### Vorliegender Text
━━━━━━━━━━━━━━━━━━━━━━━━━━━━━━

Hm. Falls jemand davon Ahnung hat - gerne!

----------

## AWO

Hallo appelgebak,

leider ist meine Situation mit deiner vergleichbar und sie hat sich auch mit KDE-4.3 nicht verbessert. Mittlerweile habe auch ich fast alles probiert, was sich über die Forumsuche bzw. Google finden läßt. Ich weiß im Moment also auch nicht so richtig weiter ...

Gruß André

----------

## samsonus

dito, vielleicht sollte der thread title mal angepasst werden ?!

----------

## samsonus

So, bei mir laeuft es jetzt endlich wieder. Ist mysql bei euch mit debug USE Flag kompiliert?

https://bugs.gentoo.org/show_bug.cgi?id=267513

----------

## AWO

 *samsonus wrote:*   

> So, bei mir laeuft es jetzt endlich wieder. Ist mysql bei euch mit debug USE Flag kompiliert?
> 
> https://bugs.gentoo.org/show_bug.cgi?id=267513

 

Super, jetzt läuft auch bei mir alles. Danke für den Tipp, denn genau das war auch mein Fehler.   :Smile: 

Gruß André

----------

━━━━━━━━━━━━━━━━━━━━━━━━━━━━━━

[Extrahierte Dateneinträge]
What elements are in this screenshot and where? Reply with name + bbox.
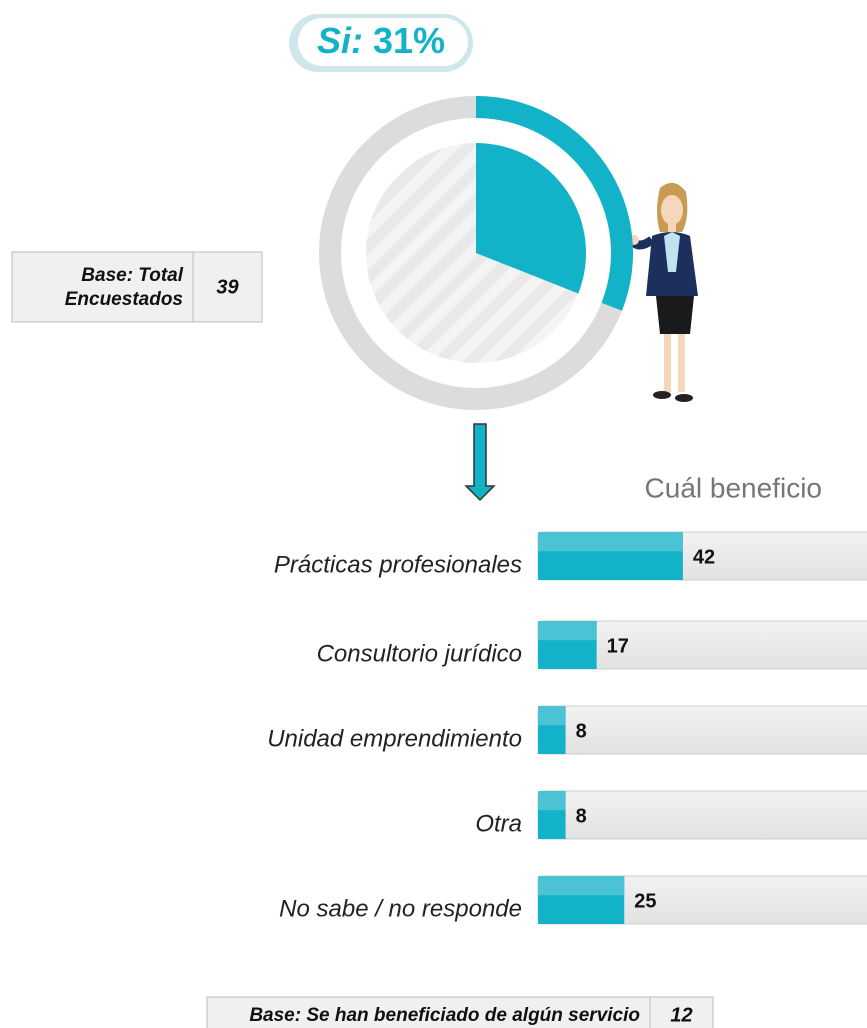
bar — [538, 532, 683, 580]
value-label: 17 — [607, 635, 629, 657]
base-label: Base: Total Encuestados — [65, 265, 184, 310]
arrow — [464, 423, 496, 502]
base-value: 12 — [670, 1004, 692, 1026]
pie-label: Si: 31% — [317, 20, 445, 61]
pie-segment — [476, 143, 586, 294]
donut-segment — [476, 96, 633, 311]
category-label: Prácticas profesionales — [274, 551, 522, 578]
category-label: No sabe / no responde — [279, 895, 522, 922]
bar-track — [537, 790, 867, 840]
value-label: 8 — [576, 805, 587, 827]
bar-upper — [538, 791, 566, 811]
value-label: 8 — [576, 720, 587, 742]
base-label: Base: Se han beneficiado de algún servic… — [249, 1005, 640, 1026]
bar — [538, 791, 566, 839]
pill — [298, 18, 468, 66]
value-label: 25 — [634, 890, 656, 912]
base-box — [11, 251, 263, 323]
bar — [538, 706, 566, 754]
pie-value-label: 31% — [373, 20, 445, 61]
bar-upper — [538, 532, 683, 552]
base-box — [206, 996, 714, 1028]
bar-upper — [538, 621, 597, 641]
bar — [538, 621, 597, 669]
bar-upper — [538, 876, 625, 896]
bar-track — [537, 705, 867, 755]
base-value: 39 — [216, 276, 239, 298]
woman-illustration — [628, 182, 698, 402]
chart-title: Cuál beneficio — [645, 472, 822, 503]
pie-label-name: Si: — [317, 20, 363, 61]
bar — [538, 876, 625, 924]
category-label: Otra — [475, 810, 522, 837]
bar-upper — [538, 706, 566, 726]
category-label: Consultorio jurídico — [317, 640, 522, 667]
value-label: 42 — [693, 546, 715, 568]
category-label: Unidad emprendimiento — [267, 725, 522, 752]
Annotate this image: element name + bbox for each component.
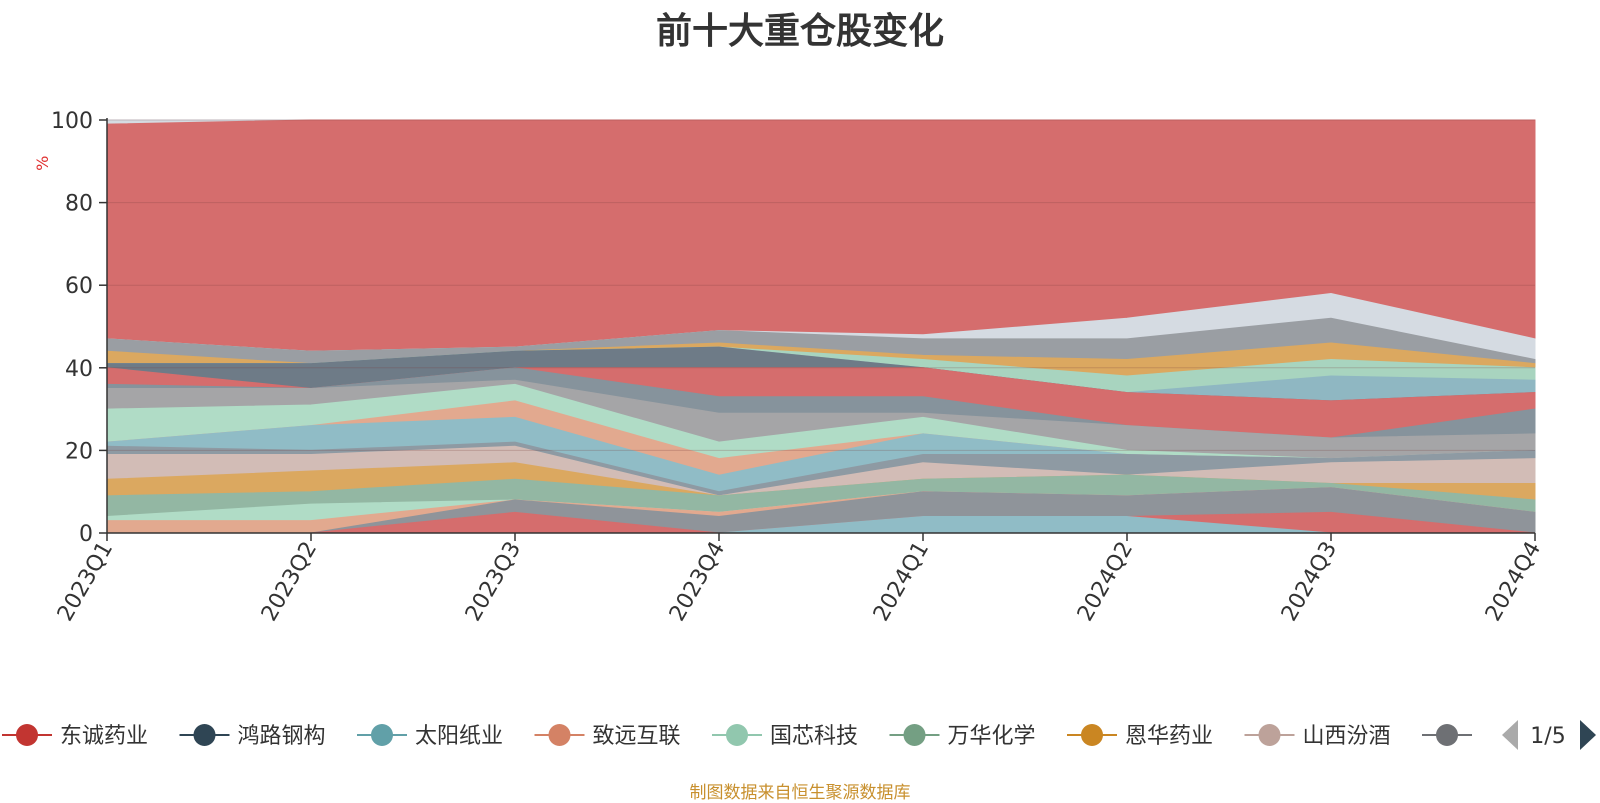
y-tick-label-40: 40 [65, 357, 93, 382]
legend-label: 国芯科技 [770, 724, 858, 749]
source-note: 制图数据来自恒生聚源数据库 [689, 783, 911, 803]
legend-marker [1081, 724, 1103, 746]
legend-item-1[interactable]: 鸿路钢构 [179, 724, 326, 749]
x-tick-label-2023Q1: 2023Q1 [53, 538, 118, 626]
legend-item-8[interactable] [1422, 724, 1472, 746]
legend-label: 鸿路钢构 [238, 724, 326, 749]
x-tick-label-2024Q1: 2024Q1 [869, 538, 934, 626]
legend-item-5[interactable]: 万华化学 [889, 724, 1036, 749]
legend-item-2[interactable]: 太阳纸业 [357, 724, 503, 749]
x-tick-label-2023Q3: 2023Q3 [461, 538, 526, 626]
legend-item-3[interactable]: 致远互联 [534, 724, 681, 749]
x-tick-label-2024Q2: 2024Q2 [1073, 538, 1138, 626]
y-tick-label-100: 100 [51, 109, 93, 134]
y-tick-label-60: 60 [65, 274, 93, 299]
legend-label: 东诚药业 [60, 724, 148, 749]
legend-marker [1436, 724, 1458, 746]
legend-pager: 1/5 [1502, 720, 1596, 750]
legend-next-icon[interactable] [1580, 720, 1596, 750]
legend-label: 致远互联 [593, 724, 681, 749]
legend-marker [16, 724, 38, 746]
legend-item-6[interactable]: 恩华药业 [1067, 724, 1213, 749]
gridlines [107, 119, 1535, 451]
legend-item-4[interactable]: 国芯科技 [712, 724, 858, 749]
x-tick-label-2024Q4: 2024Q4 [1481, 538, 1546, 626]
legend-page-indicator: 1/5 [1530, 724, 1565, 749]
legend-label: 恩华药业 [1125, 724, 1213, 749]
legend-marker [726, 724, 748, 746]
legend-label: 山西汾酒 [1303, 724, 1391, 749]
legend-marker [193, 724, 216, 746]
x-tick-label-2023Q4: 2023Q4 [665, 538, 730, 626]
legend-marker [371, 724, 393, 746]
legend-label: 万华化学 [948, 724, 1036, 749]
y-tick-label-20: 20 [65, 439, 93, 464]
legend: 东诚药业 鸿路钢构 太阳纸业 致远互联 国芯科技 万华化学 恩华药业 山西汾酒 [2, 724, 1472, 749]
y-axis-unit: % [33, 156, 52, 171]
legend-label: 太阳纸业 [415, 724, 503, 749]
legend-marker [903, 724, 926, 746]
x-tick-label-2024Q3: 2024Q3 [1277, 538, 1342, 626]
legend-marker [1258, 724, 1281, 746]
y-tick-label-0: 0 [79, 522, 93, 547]
legend-item-7[interactable]: 山西汾酒 [1244, 724, 1391, 749]
chart-title: 前十大重仓股变化 [655, 11, 944, 52]
legend-marker [548, 724, 571, 746]
y-tick-label-80: 80 [65, 192, 93, 217]
x-tick-label-2023Q2: 2023Q2 [257, 538, 322, 626]
area-bands [106, 119, 1536, 534]
legend-prev-icon[interactable] [1502, 720, 1518, 750]
legend-item-0[interactable]: 东诚药业 [2, 724, 148, 749]
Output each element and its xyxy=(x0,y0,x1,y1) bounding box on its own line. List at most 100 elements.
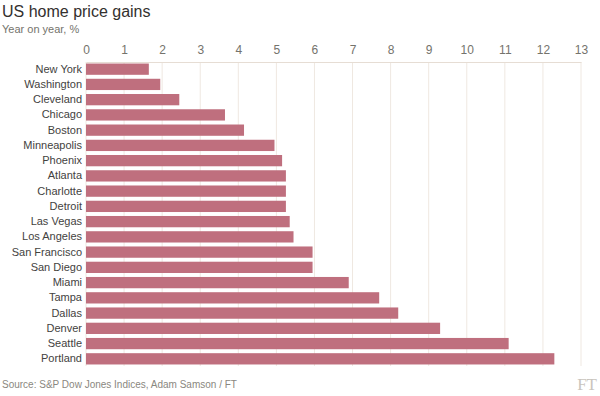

━━━━━━━━━━━━━━━━━━━━━━━━━━━━━━

Prüfe, ob die Aussagen (a) bis (c) mit dem Forenthread oben übereinstimmen, und antworte jeweils mit Ja oder Nein plus den entscheidenden Wörtern als wörtlichem Zitat. (a) AWOs Situation hat sich mit KDE-4.3 verbessert. (b) samsonus regt an, den Titel des Threads anzupassen. (c) AWOs Fehler hatte dieselbe Ursache wie die, auf die samsonus hingewiesen hat.

(a) Nein: „sie hat sich auch mit KDE-4.3 nicht verbessert“
(b) Ja: „vielleicht sollte der thread title mal angepasst werden ?!“
(c) Ja: „genau das war auch mein Fehler“